**To do**
Leave the pictures out, and retype all of the material exactly as written.

**Extracted entries**

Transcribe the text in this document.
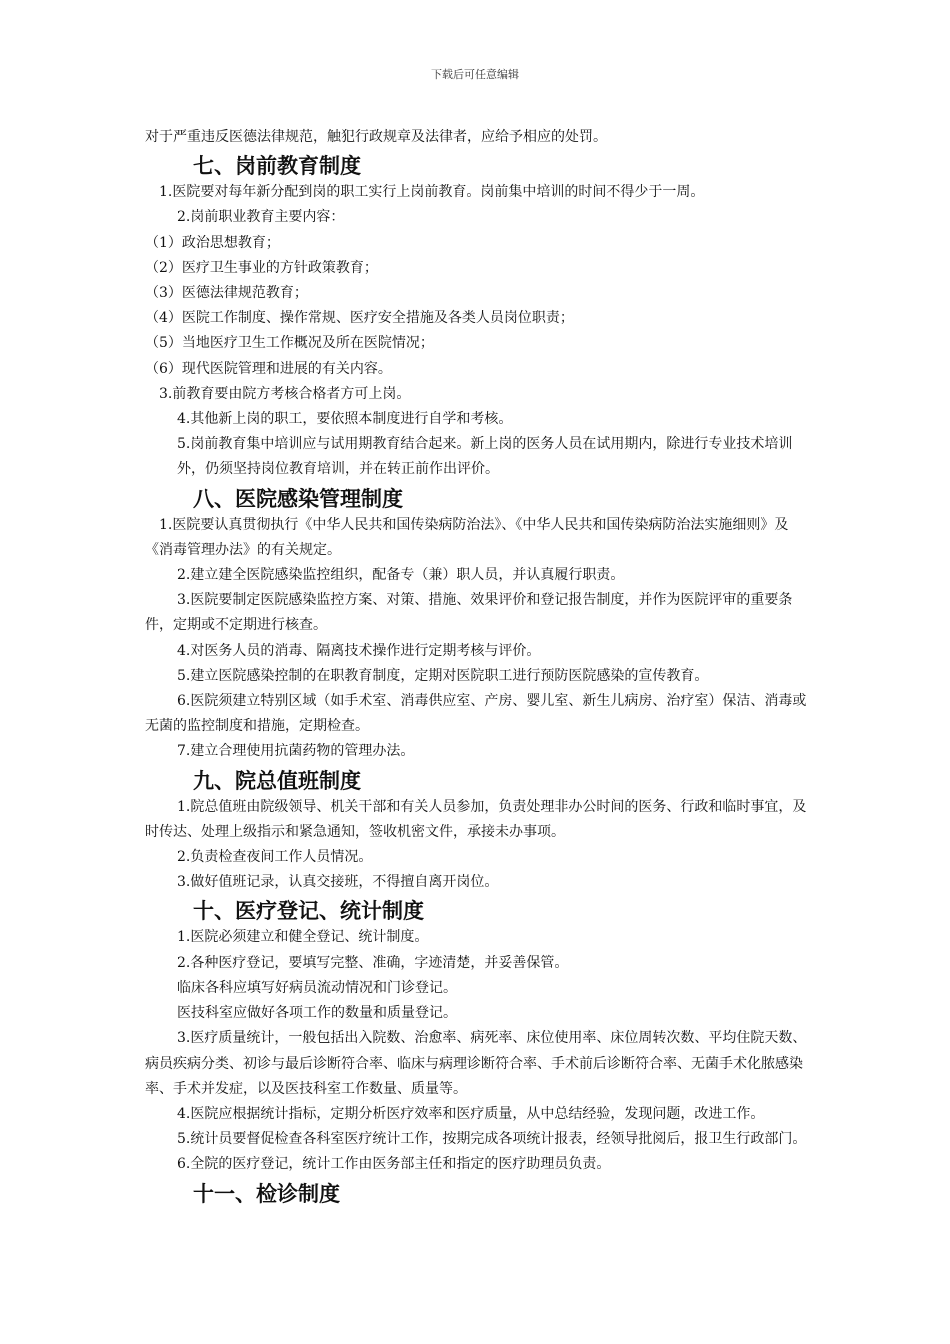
下载后可任意编辑

对于严重违反医德法律规范，触犯行政规章及法律者，应给予相应的处罚。

七、岗前教育制度

1.医院要对每年新分配到岗的职工实行上岗前教育。岗前集中培训的时间不得少于一周。

2.岗前职业教育主要内容：

（1）政治思想教育；

（2）医疗卫生事业的方针政策教育；

（3）医德法律规范教育；

（4）医院工作制度、操作常规、医疗安全措施及各类人员岗位职责；

（5）当地医疗卫生工作概况及所在医院情况；

（6）现代医院管理和进展的有关内容。

3.前教育要由院方考核合格者方可上岗。

4.其他新上岗的职工，要依照本制度进行自学和考核。

5.岗前教育集中培训应与试用期教育结合起来。新上岗的医务人员在试用期内，除进行专业技术培训外，仍须坚持岗位教育培训，并在转正前作出评价。

八、医院感染管理制度

1.医院要认真贯彻执行《中华人民共和国传染病防治法》、《中华人民共和国传染病防治法实施细则》及《消毒管理办法》的有关规定。

2.建立建全医院感染监控组织，配备专（兼）职人员，并认真履行职责。

3.医院要制定医院感染监控方案、对策、措施、效果评价和登记报告制度，并作为医院评审的重要条件，定期或不定期进行核查。

4.对医务人员的消毒、隔离技术操作进行定期考核与评价。

5.建立医院感染控制的在职教育制度，定期对医院职工进行预防医院感染的宣传教育。

6.医院须建立特别区域（如手术室、消毒供应室、产房、婴儿室、新生儿病房、治疗室）保洁、消毒或无菌的监控制度和措施，定期检查。

7.建立合理使用抗菌药物的管理办法。

九、院总值班制度

1.院总值班由院级领导、机关干部和有关人员参加，负责处理非办公时间的医务、行政和临时事宜，及时传达、处理上级指示和紧急通知，签收机密文件，承接未办事项。

2.负责检查夜间工作人员情况。

3.做好值班记录，认真交接班，不得擅自离开岗位。

十、医疗登记、统计制度

1.医院必须建立和健全登记、统计制度。

2.各种医疗登记，要填写完整、准确，字迹清楚，并妥善保管。

临床各科应填写好病员流动情况和门诊登记。

医技科室应做好各项工作的数量和质量登记。

3.医疗质量统计，一般包括出入院数、治愈率、病死率、床位使用率、床位周转次数、平均住院天数、病员疾病分类、初诊与最后诊断符合率、临床与病理诊断符合率、手术前后诊断符合率、无菌手术化脓感染率、手术并发症，以及医技科室工作数量、质量等。

4.医院应根据统计指标，定期分析医疗效率和医疗质量，从中总结经验，发现问题，改进工作。

5.统计员要督促检查各科室医疗统计工作，按期完成各项统计报表，经领导批阅后，报卫生行政部门。

6.全院的医疗登记，统计工作由医务部主任和指定的医疗助理员负责。

十一、检诊制度
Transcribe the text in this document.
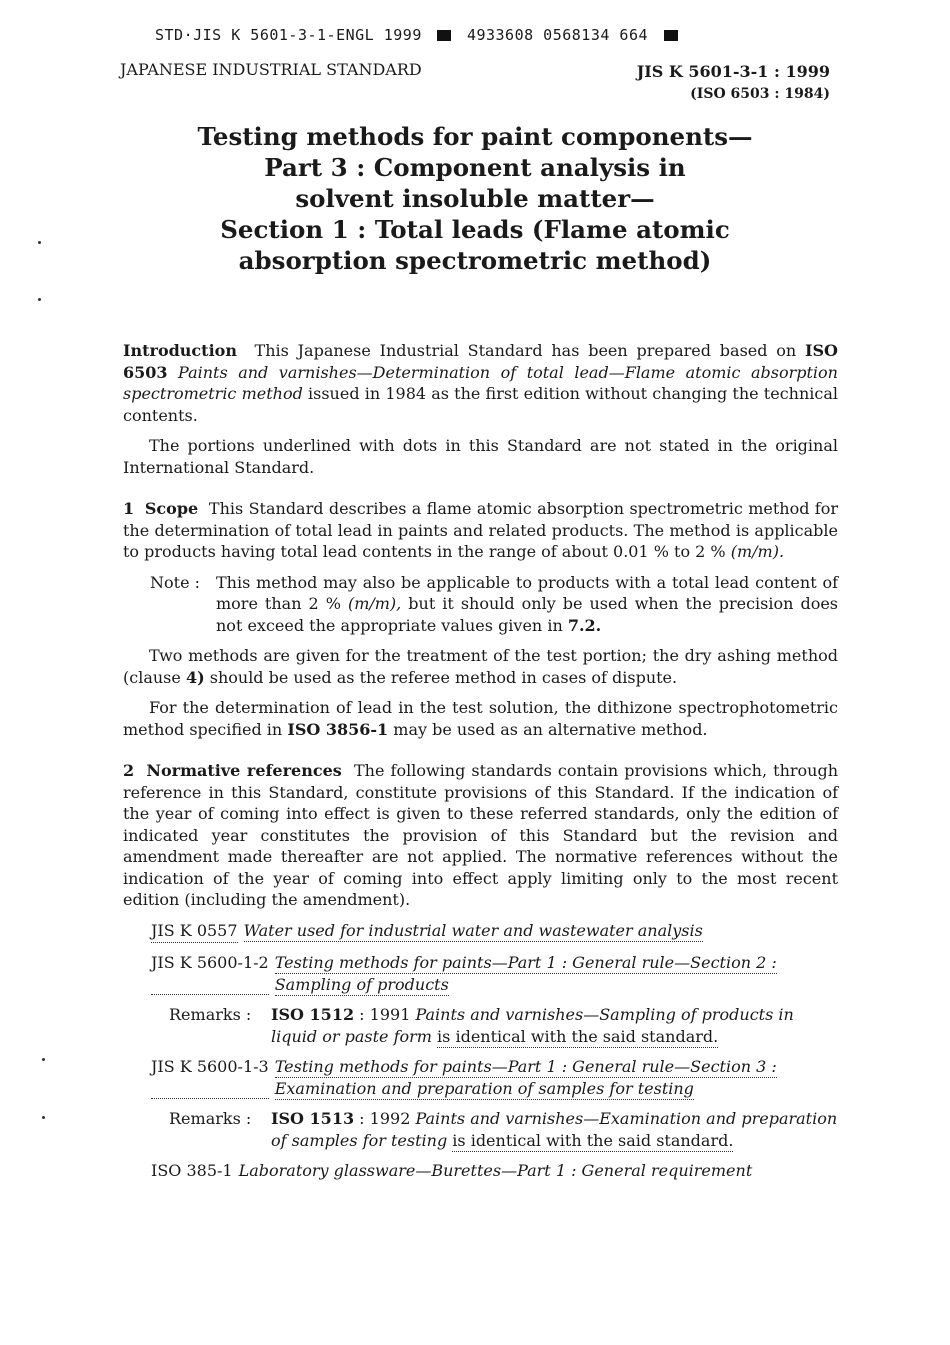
STD·JIS K 5601-3-1-ENGL 1999	4933608 0568134 664
JAPANESE INDUSTRIAL STANDARD	JIS K 5601-3-1 : 1999
(ISO 6503 : 1984)
Testing methods for paint components—
Part 3 : Component analysis in
solvent insoluble matter—
Section 1 : Total leads (Flame atomic
absorption spectrometric method)

Introduction This Japanese Industrial Standard has been prepared based on ISO 6503 Paints and varnishes—Determination of total lead—Flame atomic absorption spectrometric method issued in 1984 as the first edition without changing the technical contents.

The portions underlined with dots in this Standard are not stated in the original International Standard.

1 Scope This Standard describes a flame atomic absorption spectrometric method for the determination of total lead in paints and related products. The method is applicable to products having total lead contents in the range of about 0.01 % to 2 % (m/m).

Note : This method may also be applicable to products with a total lead content of more than 2 % (m/m), but it should only be used when the precision does not exceed the appropriate values given in 7.2.

Two methods are given for the treatment of the test portion; the dry ashing method (clause 4) should be used as the referee method in cases of dispute.

For the determination of lead in the test solution, the dithizone spectrophotometric method specified in ISO 3856-1 may be used as an alternative method.

2 Normative references The following standards contain provisions which, through reference in this Standard, constitute provisions of this Standard. If the indication of the year of coming into effect is given to these referred standards, only the edition of indicated year constitutes the provision of this Standard but the revision and amendment made thereafter are not applied. The normative references without the indication of the year of coming into effect apply limiting only to the most recent edition (including the amendment).

JIS K 0557 Water used for industrial water and wastewater analysis
JIS K 5600-1-2 Testing methods for paints—Part 1 : General rule—Section 2 : Sampling of products
Remarks :	ISO 1512 : 1991 Paints and varnishes—Sampling of products in liquid or paste form is identical with the said standard.
JIS K 5600-1-3 Testing methods for paints—Part 1 : General rule—Section 3 : Examination and preparation of samples for testing
Remarks :	ISO 1513 : 1992 Paints and varnishes—Examination and preparation of samples for testing is identical with the said standard.
ISO 385-1 Laboratory glassware—Burettes—Part 1 : General requirement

**Solved problem**
Transcribe the text in this document.
下载后可任意编辑

对于严重违反医德法律规范，触犯行政规章及法律者，应给予相应的处罚。

七、岗前教育制度

1.医院要对每年新分配到岗的职工实行上岗前教育。岗前集中培训的时间不得少于一周。

2.岗前职业教育主要内容：

（1）政治思想教育；

（2）医疗卫生事业的方针政策教育；

（3）医德法律规范教育；

（4）医院工作制度、操作常规、医疗安全措施及各类人员岗位职责；

（5）当地医疗卫生工作概况及所在医院情况；

（6）现代医院管理和进展的有关内容。

3.前教育要由院方考核合格者方可上岗。

4.其他新上岗的职工，要依照本制度进行自学和考核。

5.岗前教育集中培训应与试用期教育结合起来。新上岗的医务人员在试用期内，除进行专业技术培训外，仍须坚持岗位教育培训，并在转正前作出评价。

八、医院感染管理制度

1.医院要认真贯彻执行《中华人民共和国传染病防治法》、《中华人民共和国传染病防治法实施细则》及《消毒管理办法》的有关规定。

2.建立建全医院感染监控组织，配备专（兼）职人员，并认真履行职责。

3.医院要制定医院感染监控方案、对策、措施、效果评价和登记报告制度，并作为医院评审的重要条件，定期或不定期进行核查。

4.对医务人员的消毒、隔离技术操作进行定期考核与评价。

5.建立医院感染控制的在职教育制度，定期对医院职工进行预防医院感染的宣传教育。

6.医院须建立特别区域（如手术室、消毒供应室、产房、婴儿室、新生儿病房、治疗室）保洁、消毒或无菌的监控制度和措施，定期检查。

7.建立合理使用抗菌药物的管理办法。

九、院总值班制度

1.院总值班由院级领导、机关干部和有关人员参加，负责处理非办公时间的医务、行政和临时事宜，及时传达、处理上级指示和紧急通知，签收机密文件，承接未办事项。

2.负责检查夜间工作人员情况。

3.做好值班记录，认真交接班，不得擅自离开岗位。

十、医疗登记、统计制度

1.医院必须建立和健全登记、统计制度。

2.各种医疗登记，要填写完整、准确，字迹清楚，并妥善保管。

临床各科应填写好病员流动情况和门诊登记。

医技科室应做好各项工作的数量和质量登记。

3.医疗质量统计，一般包括出入院数、治愈率、病死率、床位使用率、床位周转次数、平均住院天数、病员疾病分类、初诊与最后诊断符合率、临床与病理诊断符合率、手术前后诊断符合率、无菌手术化脓感染率、手术并发症，以及医技科室工作数量、质量等。

4.医院应根据统计指标，定期分析医疗效率和医疗质量，从中总结经验，发现问题，改进工作。

5.统计员要督促检查各科室医疗统计工作，按期完成各项统计报表，经领导批阅后，报卫生行政部门。

6.全院的医疗登记，统计工作由医务部主任和指定的医疗助理员负责。

十一、检诊制度
Transcribe the text in this document.
STD·JIS K 5601-3-1-ENGL 1999	4933608 0568134 664
JAPANESE INDUSTRIAL STANDARD	JIS K 5601-3-1 : 1999
(ISO 6503 : 1984)
Testing methods for paint components—
Part 3 : Component analysis in
solvent insoluble matter—
Section 1 : Total leads (Flame atomic
absorption spectrometric method)

Introduction This Japanese Industrial Standard has been prepared based on ISO 6503 Paints and varnishes—Determination of total lead—Flame atomic absorption spectrometric method issued in 1984 as the first edition without changing the technical contents.

The portions underlined with dots in this Standard are not stated in the original International Standard.

1 Scope This Standard describes a flame atomic absorption spectrometric method for the determination of total lead in paints and related products. The method is applicable to products having total lead contents in the range of about 0.01 % to 2 % (m/m).

Note : This method may also be applicable to products with a total lead content of more than 2 % (m/m), but it should only be used when the precision does not exceed the appropriate values given in 7.2.

Two methods are given for the treatment of the test portion; the dry ashing method (clause 4) should be used as the referee method in cases of dispute.

For the determination of lead in the test solution, the dithizone spectrophotometric method specified in ISO 3856-1 may be used as an alternative method.

2 Normative references The following standards contain provisions which, through reference in this Standard, constitute provisions of this Standard. If the indication of the year of coming into effect is given to these referred standards, only the edition of indicated year constitutes the provision of this Standard but the revision and amendment made thereafter are not applied. The normative references without the indication of the year of coming into effect apply limiting only to the most recent edition (including the amendment).

JIS K 0557 Water used for industrial water and wastewater analysis
JIS K 5600-1-2 Testing methods for paints—Part 1 : General rule—Section 2 : Sampling of products
Remarks :	ISO 1512 : 1991 Paints and varnishes—Sampling of products in liquid or paste form is identical with the said standard.
JIS K 5600-1-3 Testing methods for paints—Part 1 : General rule—Section 3 : Examination and preparation of samples for testing
Remarks :	ISO 1513 : 1992 Paints and varnishes—Examination and preparation of samples for testing is identical with the said standard.
ISO 385-1 Laboratory glassware—Burettes—Part 1 : General requirement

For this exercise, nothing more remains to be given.